**Required task**: Quote the records in full and leave their pictures out.

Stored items
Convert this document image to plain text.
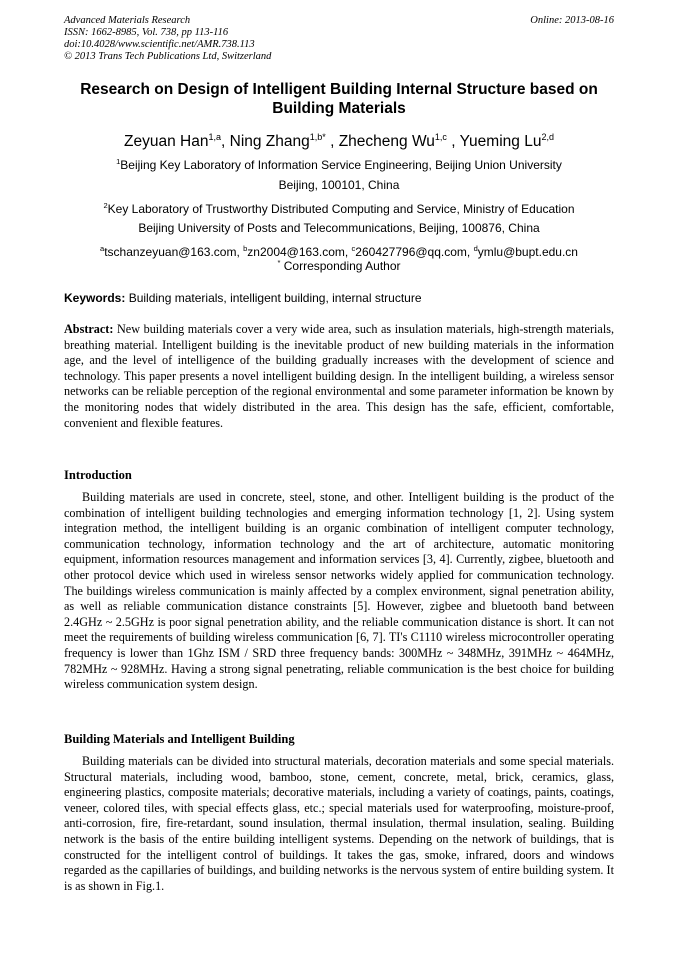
Advanced Materials Research
ISSN: 1662-8985, Vol. 738, pp 113-116
doi:10.4028/www.scientific.net/AMR.738.113
© 2013 Trans Tech Publications Ltd, Switzerland
Online: 2013-08-16
Research on Design of Intelligent Building Internal Structure based on
Building Materials
Zeyuan Han$^{1,a}$, Ning Zhang$^{1,b*}$ , Zhecheng Wu$^{1,c}$ , Yueming Lu$^{2,d}$
$^1$Beijing Key Laboratory of Information Service Engineering, Beijing Union University
Beijing, 100101, China
$^2$Key Laboratory of Trustworthy Distributed Computing and Service, Ministry of Education
Beijing University of Posts and Telecommunications, Beijing, 100876, China
$^a$tschanzeyuan@163.com, $^b$zn2004@163.com, $^c$260427796@qq.com, $^d$ymlu@bupt.edu.cn
* Corresponding Author
Keywords: Building materials, intelligent building, internal structure
Abstract: New building materials cover a very wide area, such as insulation materials, high-strength materials, breathing material. Intelligent building is the inevitable product of new building materials in the information age, and the level of intelligence of the building gradually increases with the development of science and technology. This paper presents a novel intelligent building design. In the intelligent building, a wireless sensor networks can be reliable perception of the regional environmental and some parameter information be known by the monitoring nodes that widely distributed in the area. This design has the safe, efficient, comfortable, convenient and flexible features.
Introduction
Building materials are used in concrete, steel, stone, and other. Intelligent building is the product of the combination of intelligent building technologies and emerging information technology [1, 2]. Using system integration method, the intelligent building is an organic combination of intelligent computer technology, communication technology, information technology and the art of architecture, automatic monitoring equipment, information resources management and information services [3, 4]. Currently, zigbee, bluetooth and other protocol device which used in wireless sensor networks widely applied for communication technology. The buildings wireless communication is mainly affected by a complex environment, signal penetration ability, as well as reliable communication distance constraints [5]. However, zigbee and bluetooth band between 2.4GHz ~ 2.5GHz is poor signal penetration ability, and the reliable communication distance is short. It can not meet the requirements of building wireless communication [6, 7]. TI's C1110 wireless microcontroller operating frequency is lower than 1Ghz ISM / SRD three frequency bands: 300MHz ~ 348MHz, 391MHz ~ 464MHz, 782MHz ~ 928MHz. Having a strong signal penetrating, reliable communication is the best choice for building wireless communication system design.
Building Materials and Intelligent Building
Building materials can be divided into structural materials, decoration materials and some special materials. Structural materials, including wood, bamboo, stone, cement, concrete, metal, brick, ceramics, glass, engineering plastics, composite materials; decorative materials, including a variety of coatings, paints, coatings, veneer, colored tiles, with special effects glass, etc.; special materials used for waterproofing, moisture-proof, anti-corrosion, fire, fire-retardant, sound insulation, thermal insulation, thermal insulation, sealing. Building network is the basis of the entire building intelligent systems. Depending on the network of buildings, that is constructed for the intelligent control of buildings. It takes the gas, smoke, infrared, doors and windows regarded as the capillaries of buildings, and building networks is the nervous system of entire building system. It is as shown in Fig.1.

**Task solution**:
Convert this document image to plain text.
Advanced Materials Research
ISSN: 1662-8985, Vol. 738, pp 113-116
doi:10.4028/www.scientific.net/AMR.738.113
© 2013 Trans Tech Publications Ltd, Switzerland
Online: 2013-08-16
Research on Design of Intelligent Building Internal Structure based on
Building Materials
Zeyuan Han$^{1,a}$, Ning Zhang$^{1,b*}$ , Zhecheng Wu$^{1,c}$ , Yueming Lu$^{2,d}$
$^1$Beijing Key Laboratory of Information Service Engineering, Beijing Union University
Beijing, 100101, China
$^2$Key Laboratory of Trustworthy Distributed Computing and Service, Ministry of Education
Beijing University of Posts and Telecommunications, Beijing, 100876, China
$^a$tschanzeyuan@163.com, $^b$zn2004@163.com, $^c$260427796@qq.com, $^d$ymlu@bupt.edu.cn
* Corresponding Author
Keywords: Building materials, intelligent building, internal structure
Abstract: New building materials cover a very wide area, such as insulation materials, high-strength materials, breathing material. Intelligent building is the inevitable product of new building materials in the information age, and the level of intelligence of the building gradually increases with the development of science and technology. This paper presents a novel intelligent building design. In the intelligent building, a wireless sensor networks can be reliable perception of the regional environmental and some parameter information be known by the monitoring nodes that widely distributed in the area. This design has the safe, efficient, comfortable, convenient and flexible features.
Introduction
Building materials are used in concrete, steel, stone, and other. Intelligent building is the product of the combination of intelligent building technologies and emerging information technology [1, 2]. Using system integration method, the intelligent building is an organic combination of intelligent computer technology, communication technology, information technology and the art of architecture, automatic monitoring equipment, information resources management and information services [3, 4]. Currently, zigbee, bluetooth and other protocol device which used in wireless sensor networks widely applied for communication technology. The buildings wireless communication is mainly affected by a complex environment, signal penetration ability, as well as reliable communication distance constraints [5]. However, zigbee and bluetooth band between 2.4GHz ~ 2.5GHz is poor signal penetration ability, and the reliable communication distance is short. It can not meet the requirements of building wireless communication [6, 7]. TI's C1110 wireless microcontroller operating frequency is lower than 1Ghz ISM / SRD three frequency bands: 300MHz ~ 348MHz, 391MHz ~ 464MHz, 782MHz ~ 928MHz. Having a strong signal penetrating, reliable communication is the best choice for building wireless communication system design.
Building Materials and Intelligent Building
Building materials can be divided into structural materials, decoration materials and some special materials. Structural materials, including wood, bamboo, stone, cement, concrete, metal, brick, ceramics, glass, engineering plastics, composite materials; decorative materials, including a variety of coatings, paints, coatings, veneer, colored tiles, with special effects glass, etc.; special materials used for waterproofing, moisture-proof, anti-corrosion, fire, fire-retardant, sound insulation, thermal insulation, thermal insulation, sealing. Building network is the basis of the entire building intelligent systems. Depending on the network of buildings, that is constructed for the intelligent control of buildings. It takes the gas, smoke, infrared, doors and windows regarded as the capillaries of buildings, and building networks is the nervous system of entire building system. It is as shown in Fig.1.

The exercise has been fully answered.